Saved data entries:
──────────

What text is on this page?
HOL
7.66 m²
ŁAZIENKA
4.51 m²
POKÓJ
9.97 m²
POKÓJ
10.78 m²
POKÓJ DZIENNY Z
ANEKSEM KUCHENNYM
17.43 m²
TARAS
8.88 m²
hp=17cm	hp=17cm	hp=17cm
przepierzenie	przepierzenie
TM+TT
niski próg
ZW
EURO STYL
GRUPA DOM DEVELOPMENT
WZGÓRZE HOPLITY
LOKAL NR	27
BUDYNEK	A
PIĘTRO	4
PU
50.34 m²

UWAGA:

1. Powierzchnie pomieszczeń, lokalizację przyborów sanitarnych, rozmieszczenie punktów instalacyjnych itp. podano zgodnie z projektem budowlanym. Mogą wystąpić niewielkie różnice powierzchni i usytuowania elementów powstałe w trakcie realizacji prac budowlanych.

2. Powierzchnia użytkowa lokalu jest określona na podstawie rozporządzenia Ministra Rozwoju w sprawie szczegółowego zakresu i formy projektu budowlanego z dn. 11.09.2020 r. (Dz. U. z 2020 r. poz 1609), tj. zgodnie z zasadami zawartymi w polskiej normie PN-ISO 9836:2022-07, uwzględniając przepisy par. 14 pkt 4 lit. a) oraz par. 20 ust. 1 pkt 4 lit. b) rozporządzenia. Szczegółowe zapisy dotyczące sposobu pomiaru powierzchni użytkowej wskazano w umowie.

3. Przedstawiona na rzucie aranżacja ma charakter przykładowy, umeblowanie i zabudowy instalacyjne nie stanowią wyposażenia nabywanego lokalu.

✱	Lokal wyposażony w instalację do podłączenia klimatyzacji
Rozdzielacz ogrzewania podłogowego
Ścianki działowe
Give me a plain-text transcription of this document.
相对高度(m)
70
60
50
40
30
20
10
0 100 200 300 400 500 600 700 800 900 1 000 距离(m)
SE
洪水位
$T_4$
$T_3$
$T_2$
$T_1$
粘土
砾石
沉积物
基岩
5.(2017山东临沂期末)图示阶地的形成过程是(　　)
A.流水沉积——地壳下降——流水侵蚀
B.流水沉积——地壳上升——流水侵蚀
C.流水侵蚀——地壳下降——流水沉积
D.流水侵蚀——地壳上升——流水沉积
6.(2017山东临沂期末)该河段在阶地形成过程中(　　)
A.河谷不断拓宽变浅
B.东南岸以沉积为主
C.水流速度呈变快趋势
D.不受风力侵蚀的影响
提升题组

──────────

## Goal of the exercise
Copy the material above, line for line.

## Task output
What text is on this page?
HOL
7.66 m²
ŁAZIENKA
4.51 m²
POKÓJ
9.97 m²
POKÓJ
10.78 m²
POKÓJ DZIENNY Z
ANEKSEM KUCHENNYM
17.43 m²
TARAS
8.88 m²
hp=17cm	hp=17cm	hp=17cm
przepierzenie	przepierzenie
TM+TT
niski próg
ZW
EURO STYL
GRUPA DOM DEVELOPMENT
WZGÓRZE HOPLITY
LOKAL NR	27
BUDYNEK	A
PIĘTRO	4
PU
50.34 m²

UWAGA:

1. Powierzchnie pomieszczeń, lokalizację przyborów sanitarnych, rozmieszczenie punktów instalacyjnych itp. podano zgodnie z projektem budowlanym. Mogą wystąpić niewielkie różnice powierzchni i usytuowania elementów powstałe w trakcie realizacji prac budowlanych.

2. Powierzchnia użytkowa lokalu jest określona na podstawie rozporządzenia Ministra Rozwoju w sprawie szczegółowego zakresu i formy projektu budowlanego z dn. 11.09.2020 r. (Dz. U. z 2020 r. poz 1609), tj. zgodnie z zasadami zawartymi w polskiej normie PN-ISO 9836:2022-07, uwzględniając przepisy par. 14 pkt 4 lit. a) oraz par. 20 ust. 1 pkt 4 lit. b) rozporządzenia. Szczegółowe zapisy dotyczące sposobu pomiaru powierzchni użytkowej wskazano w umowie.

3. Przedstawiona na rzucie aranżacja ma charakter przykładowy, umeblowanie i zabudowy instalacyjne nie stanowią wyposażenia nabywanego lokalu.

✱	Lokal wyposażony w instalację do podłączenia klimatyzacji
Rozdzielacz ogrzewania podłogowego
Ścianki działowe
Give me a plain-text transcription of this document.
相对高度(m)
70
60
50
40
30
20
10
0 100 200 300 400 500 600 700 800 900 1 000 距离(m)
SE
洪水位
$T_4$
$T_3$
$T_2$
$T_1$
粘土
砾石
沉积物
基岩
5.(2017山东临沂期末)图示阶地的形成过程是(　　)
A.流水沉积——地壳下降——流水侵蚀
B.流水沉积——地壳上升——流水侵蚀
C.流水侵蚀——地壳下降——流水沉积
D.流水侵蚀——地壳上升——流水沉积
6.(2017山东临沂期末)该河段在阶地形成过程中(　　)
A.河谷不断拓宽变浅
B.东南岸以沉积为主
C.水流速度呈变快趋势
D.不受风力侵蚀的影响
提升题组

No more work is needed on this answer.